## Aim of the exercise
From the listing, collect all lines containing the word "inches".

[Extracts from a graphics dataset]

• • • • •

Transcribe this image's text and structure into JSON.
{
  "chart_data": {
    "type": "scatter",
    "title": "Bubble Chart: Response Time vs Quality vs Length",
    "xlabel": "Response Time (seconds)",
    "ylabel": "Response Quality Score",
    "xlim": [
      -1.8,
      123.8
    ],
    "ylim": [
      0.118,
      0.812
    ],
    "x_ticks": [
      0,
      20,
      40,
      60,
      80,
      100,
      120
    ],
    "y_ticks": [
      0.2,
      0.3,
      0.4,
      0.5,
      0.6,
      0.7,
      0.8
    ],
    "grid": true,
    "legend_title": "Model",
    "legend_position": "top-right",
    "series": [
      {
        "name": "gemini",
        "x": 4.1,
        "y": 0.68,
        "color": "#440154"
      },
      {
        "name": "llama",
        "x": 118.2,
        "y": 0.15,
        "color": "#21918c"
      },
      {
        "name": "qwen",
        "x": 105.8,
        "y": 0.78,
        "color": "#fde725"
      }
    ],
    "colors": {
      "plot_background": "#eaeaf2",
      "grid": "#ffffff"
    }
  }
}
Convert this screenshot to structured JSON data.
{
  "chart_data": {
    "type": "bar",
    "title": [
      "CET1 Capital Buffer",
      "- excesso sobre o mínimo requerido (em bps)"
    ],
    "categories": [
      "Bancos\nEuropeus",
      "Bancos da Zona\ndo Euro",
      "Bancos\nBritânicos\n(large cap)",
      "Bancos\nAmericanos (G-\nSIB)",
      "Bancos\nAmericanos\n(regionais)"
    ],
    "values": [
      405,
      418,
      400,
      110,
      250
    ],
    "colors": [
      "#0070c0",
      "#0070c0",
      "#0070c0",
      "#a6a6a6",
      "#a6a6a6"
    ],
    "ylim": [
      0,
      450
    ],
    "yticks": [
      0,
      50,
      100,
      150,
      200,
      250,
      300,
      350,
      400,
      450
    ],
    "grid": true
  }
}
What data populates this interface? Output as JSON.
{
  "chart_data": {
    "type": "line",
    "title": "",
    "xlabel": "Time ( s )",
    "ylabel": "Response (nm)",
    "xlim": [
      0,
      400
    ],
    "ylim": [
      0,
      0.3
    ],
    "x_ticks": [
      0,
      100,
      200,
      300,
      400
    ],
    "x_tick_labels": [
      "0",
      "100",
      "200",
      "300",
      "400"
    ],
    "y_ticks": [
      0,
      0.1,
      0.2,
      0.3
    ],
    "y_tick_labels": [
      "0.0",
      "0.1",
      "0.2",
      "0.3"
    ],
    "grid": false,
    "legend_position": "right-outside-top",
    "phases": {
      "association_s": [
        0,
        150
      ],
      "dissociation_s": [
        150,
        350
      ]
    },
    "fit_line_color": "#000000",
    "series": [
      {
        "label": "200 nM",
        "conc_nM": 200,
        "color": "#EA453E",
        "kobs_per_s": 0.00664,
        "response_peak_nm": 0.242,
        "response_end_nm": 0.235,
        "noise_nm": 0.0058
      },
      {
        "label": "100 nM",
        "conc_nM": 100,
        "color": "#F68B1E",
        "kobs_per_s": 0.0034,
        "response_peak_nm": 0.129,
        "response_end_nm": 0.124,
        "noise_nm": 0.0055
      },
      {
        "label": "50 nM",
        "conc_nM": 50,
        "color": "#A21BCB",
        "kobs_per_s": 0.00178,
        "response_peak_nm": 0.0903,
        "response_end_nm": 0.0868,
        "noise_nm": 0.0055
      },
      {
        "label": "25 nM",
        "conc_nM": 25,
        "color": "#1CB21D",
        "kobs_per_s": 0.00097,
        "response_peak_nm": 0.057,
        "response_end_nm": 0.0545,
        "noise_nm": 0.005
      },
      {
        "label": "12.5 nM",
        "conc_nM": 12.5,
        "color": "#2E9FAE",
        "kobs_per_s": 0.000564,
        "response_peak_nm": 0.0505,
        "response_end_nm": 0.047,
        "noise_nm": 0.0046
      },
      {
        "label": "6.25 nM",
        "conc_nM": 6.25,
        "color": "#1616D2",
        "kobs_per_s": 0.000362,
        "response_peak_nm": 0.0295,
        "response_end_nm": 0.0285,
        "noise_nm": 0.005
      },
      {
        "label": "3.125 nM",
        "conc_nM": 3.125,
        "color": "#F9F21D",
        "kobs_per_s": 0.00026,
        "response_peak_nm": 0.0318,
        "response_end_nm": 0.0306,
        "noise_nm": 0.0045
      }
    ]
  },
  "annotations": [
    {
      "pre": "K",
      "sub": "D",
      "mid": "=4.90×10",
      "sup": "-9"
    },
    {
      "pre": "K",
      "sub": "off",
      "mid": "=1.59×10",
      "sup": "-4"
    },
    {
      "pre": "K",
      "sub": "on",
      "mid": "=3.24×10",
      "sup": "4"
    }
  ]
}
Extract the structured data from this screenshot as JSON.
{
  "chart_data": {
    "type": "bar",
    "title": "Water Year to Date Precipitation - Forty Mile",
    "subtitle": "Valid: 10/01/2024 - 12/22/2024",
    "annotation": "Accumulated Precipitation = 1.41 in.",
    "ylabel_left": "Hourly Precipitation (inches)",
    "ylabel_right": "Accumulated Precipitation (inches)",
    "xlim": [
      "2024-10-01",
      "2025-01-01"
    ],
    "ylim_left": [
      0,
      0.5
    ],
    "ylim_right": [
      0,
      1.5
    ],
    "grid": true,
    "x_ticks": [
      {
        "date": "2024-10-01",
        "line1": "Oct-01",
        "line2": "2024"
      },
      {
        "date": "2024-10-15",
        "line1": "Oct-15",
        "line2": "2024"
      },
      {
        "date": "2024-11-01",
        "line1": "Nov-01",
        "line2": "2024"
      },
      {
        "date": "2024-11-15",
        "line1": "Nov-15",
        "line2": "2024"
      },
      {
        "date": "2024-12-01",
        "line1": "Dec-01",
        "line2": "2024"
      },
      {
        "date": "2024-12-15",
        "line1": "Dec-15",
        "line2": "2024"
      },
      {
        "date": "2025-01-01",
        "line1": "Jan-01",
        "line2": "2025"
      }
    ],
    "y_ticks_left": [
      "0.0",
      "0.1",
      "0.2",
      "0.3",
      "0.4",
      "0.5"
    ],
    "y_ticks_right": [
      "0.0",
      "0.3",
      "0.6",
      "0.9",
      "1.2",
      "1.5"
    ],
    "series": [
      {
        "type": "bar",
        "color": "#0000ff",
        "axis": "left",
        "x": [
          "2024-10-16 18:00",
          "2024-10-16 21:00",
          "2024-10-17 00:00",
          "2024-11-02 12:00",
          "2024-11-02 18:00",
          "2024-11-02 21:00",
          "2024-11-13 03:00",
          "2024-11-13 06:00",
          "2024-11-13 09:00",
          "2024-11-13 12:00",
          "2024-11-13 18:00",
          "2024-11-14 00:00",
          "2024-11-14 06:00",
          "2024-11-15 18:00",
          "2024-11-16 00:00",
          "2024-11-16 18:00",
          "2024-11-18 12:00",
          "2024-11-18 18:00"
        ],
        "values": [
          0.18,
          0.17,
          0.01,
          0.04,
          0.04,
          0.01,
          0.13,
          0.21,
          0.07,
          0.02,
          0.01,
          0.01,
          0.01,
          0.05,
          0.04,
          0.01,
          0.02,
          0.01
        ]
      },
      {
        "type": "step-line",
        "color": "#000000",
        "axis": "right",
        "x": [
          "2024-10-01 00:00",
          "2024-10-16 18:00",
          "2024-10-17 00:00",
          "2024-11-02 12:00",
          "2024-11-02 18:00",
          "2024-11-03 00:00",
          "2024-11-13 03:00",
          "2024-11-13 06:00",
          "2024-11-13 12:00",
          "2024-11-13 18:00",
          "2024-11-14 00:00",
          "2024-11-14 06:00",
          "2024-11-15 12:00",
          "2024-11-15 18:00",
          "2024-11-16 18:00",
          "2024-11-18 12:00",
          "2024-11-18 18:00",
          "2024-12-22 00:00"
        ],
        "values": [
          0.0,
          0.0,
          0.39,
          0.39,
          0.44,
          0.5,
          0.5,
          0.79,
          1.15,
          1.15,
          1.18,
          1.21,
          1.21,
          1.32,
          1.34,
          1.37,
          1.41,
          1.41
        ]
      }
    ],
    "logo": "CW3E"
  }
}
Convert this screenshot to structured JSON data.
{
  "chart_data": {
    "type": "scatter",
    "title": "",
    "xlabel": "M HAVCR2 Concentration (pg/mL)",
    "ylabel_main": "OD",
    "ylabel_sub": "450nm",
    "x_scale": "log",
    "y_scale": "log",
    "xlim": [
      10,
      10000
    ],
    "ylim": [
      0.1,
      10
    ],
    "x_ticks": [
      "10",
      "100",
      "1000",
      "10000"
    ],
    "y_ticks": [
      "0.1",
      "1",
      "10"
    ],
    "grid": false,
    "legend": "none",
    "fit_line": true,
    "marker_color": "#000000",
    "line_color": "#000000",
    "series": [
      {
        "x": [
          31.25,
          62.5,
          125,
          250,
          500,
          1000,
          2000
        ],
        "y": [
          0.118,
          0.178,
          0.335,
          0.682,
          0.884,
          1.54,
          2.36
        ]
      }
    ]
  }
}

• • • • •

## Final result
    "ylabel_left": "Hourly Precipitation (inches)",
    "ylabel_right": "Accumulated Precipitation (inches)",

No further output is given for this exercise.